-- start Recorded information --
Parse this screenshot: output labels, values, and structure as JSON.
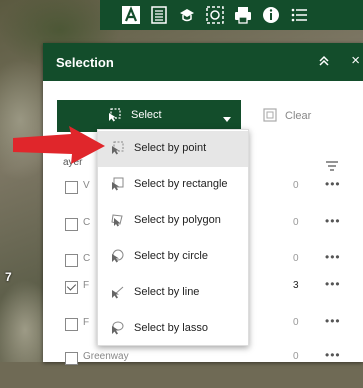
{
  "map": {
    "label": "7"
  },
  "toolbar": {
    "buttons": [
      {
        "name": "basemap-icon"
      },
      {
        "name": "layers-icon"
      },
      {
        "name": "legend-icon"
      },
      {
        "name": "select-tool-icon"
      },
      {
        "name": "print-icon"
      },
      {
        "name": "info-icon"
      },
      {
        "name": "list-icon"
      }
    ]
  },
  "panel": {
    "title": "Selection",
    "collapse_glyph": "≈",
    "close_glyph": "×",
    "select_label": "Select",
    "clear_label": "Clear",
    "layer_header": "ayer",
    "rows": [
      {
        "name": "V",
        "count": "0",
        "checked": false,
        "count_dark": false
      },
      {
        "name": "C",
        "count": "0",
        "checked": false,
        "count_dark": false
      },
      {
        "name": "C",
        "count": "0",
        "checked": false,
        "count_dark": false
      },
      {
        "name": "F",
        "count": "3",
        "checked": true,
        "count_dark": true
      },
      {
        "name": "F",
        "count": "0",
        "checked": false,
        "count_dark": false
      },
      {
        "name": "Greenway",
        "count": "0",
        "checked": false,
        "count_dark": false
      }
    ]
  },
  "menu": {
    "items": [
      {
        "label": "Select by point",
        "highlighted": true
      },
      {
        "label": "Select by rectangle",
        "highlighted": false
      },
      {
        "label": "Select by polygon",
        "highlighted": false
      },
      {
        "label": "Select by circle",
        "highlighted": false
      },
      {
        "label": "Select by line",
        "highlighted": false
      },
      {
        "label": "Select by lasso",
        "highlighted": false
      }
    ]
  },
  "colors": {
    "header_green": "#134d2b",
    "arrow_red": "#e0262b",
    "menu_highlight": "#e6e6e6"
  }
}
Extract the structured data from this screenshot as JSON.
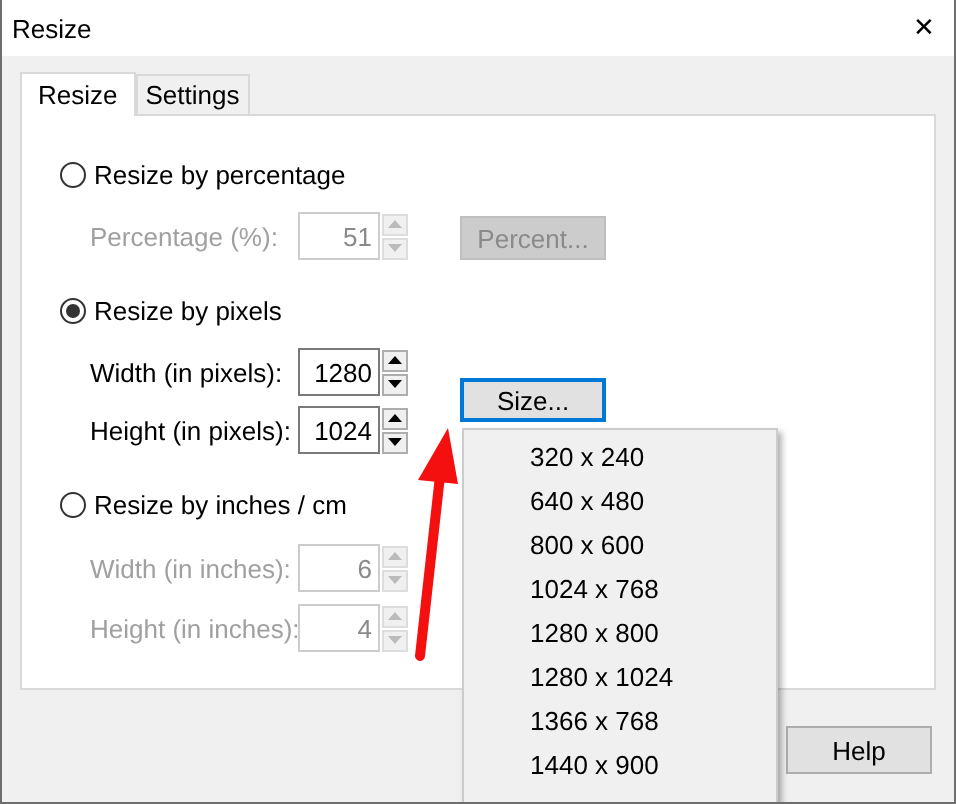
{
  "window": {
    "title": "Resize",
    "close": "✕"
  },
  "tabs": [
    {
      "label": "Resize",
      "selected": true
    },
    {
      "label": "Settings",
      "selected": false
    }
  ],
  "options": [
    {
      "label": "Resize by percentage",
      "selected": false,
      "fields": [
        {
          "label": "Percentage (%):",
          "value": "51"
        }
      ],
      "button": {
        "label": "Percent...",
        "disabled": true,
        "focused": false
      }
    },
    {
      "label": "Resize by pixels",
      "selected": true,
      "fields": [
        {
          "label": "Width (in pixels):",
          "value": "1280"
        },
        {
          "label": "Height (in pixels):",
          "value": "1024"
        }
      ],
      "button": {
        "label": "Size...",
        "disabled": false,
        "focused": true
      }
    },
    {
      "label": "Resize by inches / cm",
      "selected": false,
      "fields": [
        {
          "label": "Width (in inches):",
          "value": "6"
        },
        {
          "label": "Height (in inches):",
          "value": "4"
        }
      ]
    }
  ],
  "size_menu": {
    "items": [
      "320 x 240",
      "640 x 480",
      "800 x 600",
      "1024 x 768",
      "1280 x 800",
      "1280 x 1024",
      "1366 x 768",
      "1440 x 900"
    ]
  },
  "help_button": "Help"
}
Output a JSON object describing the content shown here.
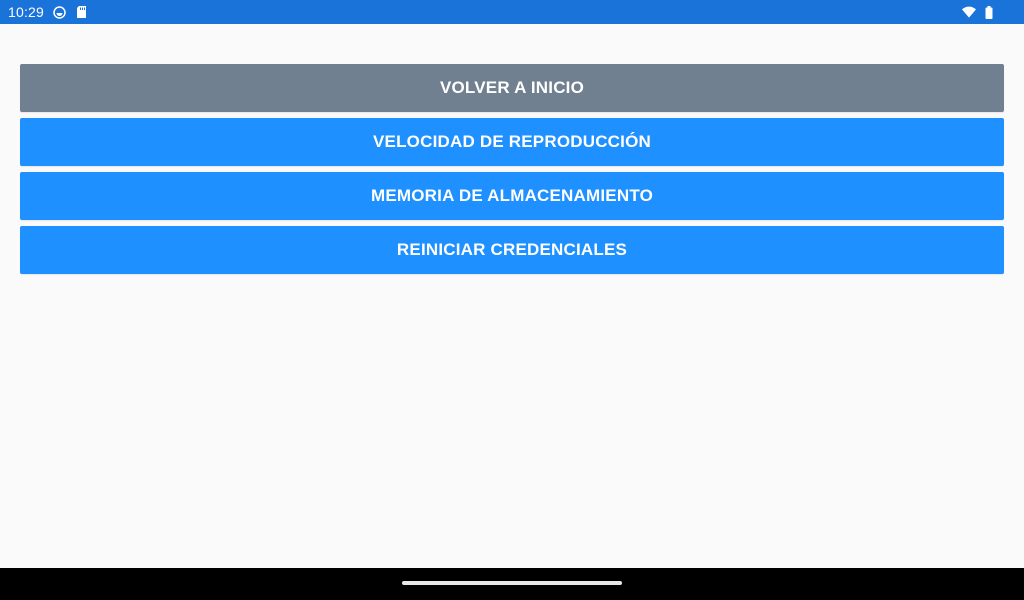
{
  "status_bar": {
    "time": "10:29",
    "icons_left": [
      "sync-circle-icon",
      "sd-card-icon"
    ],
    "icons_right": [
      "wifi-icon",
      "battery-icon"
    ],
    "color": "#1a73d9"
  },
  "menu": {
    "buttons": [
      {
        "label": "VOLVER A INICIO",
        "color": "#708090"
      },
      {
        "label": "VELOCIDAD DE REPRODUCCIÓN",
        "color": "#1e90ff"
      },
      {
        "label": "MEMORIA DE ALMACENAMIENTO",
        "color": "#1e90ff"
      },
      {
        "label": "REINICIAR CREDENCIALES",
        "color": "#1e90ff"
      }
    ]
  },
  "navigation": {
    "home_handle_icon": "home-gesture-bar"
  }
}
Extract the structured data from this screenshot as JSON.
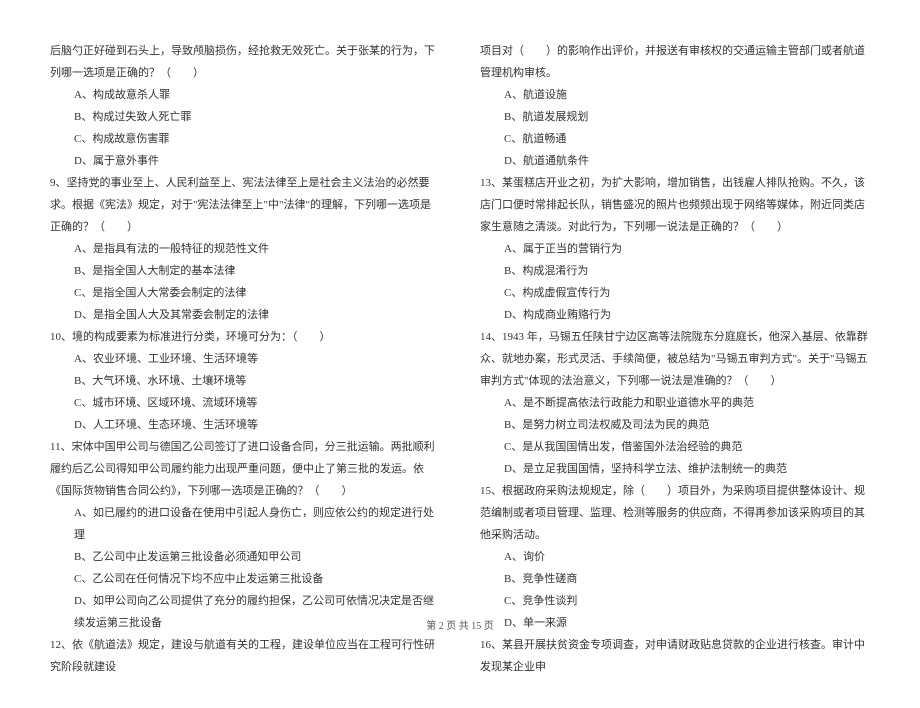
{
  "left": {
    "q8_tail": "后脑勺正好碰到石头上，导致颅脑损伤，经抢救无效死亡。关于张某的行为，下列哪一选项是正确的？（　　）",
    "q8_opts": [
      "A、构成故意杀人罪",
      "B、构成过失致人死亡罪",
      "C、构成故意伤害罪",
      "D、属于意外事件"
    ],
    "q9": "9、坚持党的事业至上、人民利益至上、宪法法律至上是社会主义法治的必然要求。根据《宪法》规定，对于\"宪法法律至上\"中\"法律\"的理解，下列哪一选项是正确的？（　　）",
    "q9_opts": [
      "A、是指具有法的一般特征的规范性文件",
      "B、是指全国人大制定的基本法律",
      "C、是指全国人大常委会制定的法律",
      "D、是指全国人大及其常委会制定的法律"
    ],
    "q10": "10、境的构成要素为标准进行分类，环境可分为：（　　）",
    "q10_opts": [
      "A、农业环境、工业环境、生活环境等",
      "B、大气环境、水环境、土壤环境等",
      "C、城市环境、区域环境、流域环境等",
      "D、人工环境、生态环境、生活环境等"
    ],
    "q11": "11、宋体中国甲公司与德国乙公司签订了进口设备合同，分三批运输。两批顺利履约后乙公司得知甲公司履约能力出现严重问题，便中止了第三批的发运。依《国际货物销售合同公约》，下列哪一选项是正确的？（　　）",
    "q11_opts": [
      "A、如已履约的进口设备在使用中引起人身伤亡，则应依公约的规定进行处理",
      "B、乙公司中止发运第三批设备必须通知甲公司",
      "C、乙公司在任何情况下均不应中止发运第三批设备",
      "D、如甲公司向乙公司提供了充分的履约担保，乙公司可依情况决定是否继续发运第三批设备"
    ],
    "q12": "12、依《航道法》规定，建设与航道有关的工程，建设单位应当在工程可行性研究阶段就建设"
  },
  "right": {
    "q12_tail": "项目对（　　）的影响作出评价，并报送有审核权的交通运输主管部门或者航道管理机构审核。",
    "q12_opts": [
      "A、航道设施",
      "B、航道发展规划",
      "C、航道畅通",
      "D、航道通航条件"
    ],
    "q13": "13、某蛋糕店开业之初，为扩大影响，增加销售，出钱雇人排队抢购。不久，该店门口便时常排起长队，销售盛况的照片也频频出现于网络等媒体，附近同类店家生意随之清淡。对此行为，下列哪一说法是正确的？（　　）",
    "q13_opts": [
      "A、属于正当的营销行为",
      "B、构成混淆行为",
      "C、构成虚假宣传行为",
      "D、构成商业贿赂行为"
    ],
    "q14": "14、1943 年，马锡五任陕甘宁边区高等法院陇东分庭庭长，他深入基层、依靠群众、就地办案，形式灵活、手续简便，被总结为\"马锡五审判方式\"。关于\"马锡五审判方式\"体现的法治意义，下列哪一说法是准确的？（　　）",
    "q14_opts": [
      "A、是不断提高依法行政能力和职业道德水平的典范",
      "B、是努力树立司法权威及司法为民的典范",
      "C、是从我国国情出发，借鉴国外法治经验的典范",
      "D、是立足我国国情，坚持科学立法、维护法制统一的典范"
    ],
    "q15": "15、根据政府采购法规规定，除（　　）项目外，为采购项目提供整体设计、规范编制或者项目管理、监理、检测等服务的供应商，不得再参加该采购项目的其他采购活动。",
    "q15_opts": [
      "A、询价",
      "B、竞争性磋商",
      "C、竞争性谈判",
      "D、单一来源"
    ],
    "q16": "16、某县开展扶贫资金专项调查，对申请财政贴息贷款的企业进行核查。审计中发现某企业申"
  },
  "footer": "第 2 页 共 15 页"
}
-- end Recorded information --
Copy the records above exactly. The pictures are not part of the copy.

Parse this screenshot: output labels, values, and structure as JSON.
{
  "map": {
    "label": "7"
  },
  "toolbar": {
    "buttons": [
      {
        "name": "basemap-icon"
      },
      {
        "name": "layers-icon"
      },
      {
        "name": "legend-icon"
      },
      {
        "name": "select-tool-icon"
      },
      {
        "name": "print-icon"
      },
      {
        "name": "info-icon"
      },
      {
        "name": "list-icon"
      }
    ]
  },
  "panel": {
    "title": "Selection",
    "collapse_glyph": "≈",
    "close_glyph": "×",
    "select_label": "Select",
    "clear_label": "Clear",
    "layer_header": "ayer",
    "rows": [
      {
        "name": "V",
        "count": "0",
        "checked": false,
        "count_dark": false
      },
      {
        "name": "C",
        "count": "0",
        "checked": false,
        "count_dark": false
      },
      {
        "name": "C",
        "count": "0",
        "checked": false,
        "count_dark": false
      },
      {
        "name": "F",
        "count": "3",
        "checked": true,
        "count_dark": true
      },
      {
        "name": "F",
        "count": "0",
        "checked": false,
        "count_dark": false
      },
      {
        "name": "Greenway",
        "count": "0",
        "checked": false,
        "count_dark": false
      }
    ]
  },
  "menu": {
    "items": [
      {
        "label": "Select by point",
        "highlighted": true
      },
      {
        "label": "Select by rectangle",
        "highlighted": false
      },
      {
        "label": "Select by polygon",
        "highlighted": false
      },
      {
        "label": "Select by circle",
        "highlighted": false
      },
      {
        "label": "Select by line",
        "highlighted": false
      },
      {
        "label": "Select by lasso",
        "highlighted": false
      }
    ]
  },
  "colors": {
    "header_green": "#134d2b",
    "arrow_red": "#e0262b",
    "menu_highlight": "#e6e6e6"
  }
}
Extract the structured data from this screenshot as JSON.
{
  "window": {
    "title": "Resize",
    "close": "✕"
  },
  "tabs": [
    {
      "label": "Resize",
      "selected": true
    },
    {
      "label": "Settings",
      "selected": false
    }
  ],
  "options": [
    {
      "label": "Resize by percentage",
      "selected": false,
      "fields": [
        {
          "label": "Percentage (%):",
          "value": "51"
        }
      ],
      "button": {
        "label": "Percent...",
        "disabled": true,
        "focused": false
      }
    },
    {
      "label": "Resize by pixels",
      "selected": true,
      "fields": [
        {
          "label": "Width (in pixels):",
          "value": "1280"
        },
        {
          "label": "Height (in pixels):",
          "value": "1024"
        }
      ],
      "button": {
        "label": "Size...",
        "disabled": false,
        "focused": true
      }
    },
    {
      "label": "Resize by inches / cm",
      "selected": false,
      "fields": [
        {
          "label": "Width (in inches):",
          "value": "6"
        },
        {
          "label": "Height (in inches):",
          "value": "4"
        }
      ]
    }
  ],
  "size_menu": {
    "items": [
      "320 x 240",
      "640 x 480",
      "800 x 600",
      "1024 x 768",
      "1280 x 800",
      "1280 x 1024",
      "1366 x 768",
      "1440 x 900"
    ]
  },
  "help_button": "Help"
}
Output a JSON object describing the content shown here.
{
  "status_bar": {
    "time": "10:29",
    "icons_left": [
      "sync-circle-icon",
      "sd-card-icon"
    ],
    "icons_right": [
      "wifi-icon",
      "battery-icon"
    ],
    "color": "#1a73d9"
  },
  "menu": {
    "buttons": [
      {
        "label": "VOLVER A INICIO",
        "color": "#708090"
      },
      {
        "label": "VELOCIDAD DE REPRODUCCIÓN",
        "color": "#1e90ff"
      },
      {
        "label": "MEMORIA DE ALMACENAMIENTO",
        "color": "#1e90ff"
      },
      {
        "label": "REINICIAR CREDENCIALES",
        "color": "#1e90ff"
      }
    ]
  },
  "navigation": {
    "home_handle_icon": "home-gesture-bar"
  }
}
Extract the structured data from this screenshot as JSON.
{
  "left": {
    "q8_tail": "后脑勺正好碰到石头上，导致颅脑损伤，经抢救无效死亡。关于张某的行为，下列哪一选项是正确的？（　　）",
    "q8_opts": [
      "A、构成故意杀人罪",
      "B、构成过失致人死亡罪",
      "C、构成故意伤害罪",
      "D、属于意外事件"
    ],
    "q9": "9、坚持党的事业至上、人民利益至上、宪法法律至上是社会主义法治的必然要求。根据《宪法》规定，对于\"宪法法律至上\"中\"法律\"的理解，下列哪一选项是正确的？（　　）",
    "q9_opts": [
      "A、是指具有法的一般特征的规范性文件",
      "B、是指全国人大制定的基本法律",
      "C、是指全国人大常委会制定的法律",
      "D、是指全国人大及其常委会制定的法律"
    ],
    "q10": "10、境的构成要素为标准进行分类，环境可分为：（　　）",
    "q10_opts": [
      "A、农业环境、工业环境、生活环境等",
      "B、大气环境、水环境、土壤环境等",
      "C、城市环境、区域环境、流域环境等",
      "D、人工环境、生态环境、生活环境等"
    ],
    "q11": "11、宋体中国甲公司与德国乙公司签订了进口设备合同，分三批运输。两批顺利履约后乙公司得知甲公司履约能力出现严重问题，便中止了第三批的发运。依《国际货物销售合同公约》，下列哪一选项是正确的？（　　）",
    "q11_opts": [
      "A、如已履约的进口设备在使用中引起人身伤亡，则应依公约的规定进行处理",
      "B、乙公司中止发运第三批设备必须通知甲公司",
      "C、乙公司在任何情况下均不应中止发运第三批设备",
      "D、如甲公司向乙公司提供了充分的履约担保，乙公司可依情况决定是否继续发运第三批设备"
    ],
    "q12": "12、依《航道法》规定，建设与航道有关的工程，建设单位应当在工程可行性研究阶段就建设"
  },
  "right": {
    "q12_tail": "项目对（　　）的影响作出评价，并报送有审核权的交通运输主管部门或者航道管理机构审核。",
    "q12_opts": [
      "A、航道设施",
      "B、航道发展规划",
      "C、航道畅通",
      "D、航道通航条件"
    ],
    "q13": "13、某蛋糕店开业之初，为扩大影响，增加销售，出钱雇人排队抢购。不久，该店门口便时常排起长队，销售盛况的照片也频频出现于网络等媒体，附近同类店家生意随之清淡。对此行为，下列哪一说法是正确的？（　　）",
    "q13_opts": [
      "A、属于正当的营销行为",
      "B、构成混淆行为",
      "C、构成虚假宣传行为",
      "D、构成商业贿赂行为"
    ],
    "q14": "14、1943 年，马锡五任陕甘宁边区高等法院陇东分庭庭长，他深入基层、依靠群众、就地办案，形式灵活、手续简便，被总结为\"马锡五审判方式\"。关于\"马锡五审判方式\"体现的法治意义，下列哪一说法是准确的？（　　）",
    "q14_opts": [
      "A、是不断提高依法行政能力和职业道德水平的典范",
      "B、是努力树立司法权威及司法为民的典范",
      "C、是从我国国情出发，借鉴国外法治经验的典范",
      "D、是立足我国国情，坚持科学立法、维护法制统一的典范"
    ],
    "q15": "15、根据政府采购法规规定，除（　　）项目外，为采购项目提供整体设计、规范编制或者项目管理、监理、检测等服务的供应商，不得再参加该采购项目的其他采购活动。",
    "q15_opts": [
      "A、询价",
      "B、竞争性磋商",
      "C、竞争性谈判",
      "D、单一来源"
    ],
    "q16": "16、某县开展扶贫资金专项调查，对申请财政贴息贷款的企业进行核查。审计中发现某企业申"
  },
  "footer": "第 2 页 共 15 页"
}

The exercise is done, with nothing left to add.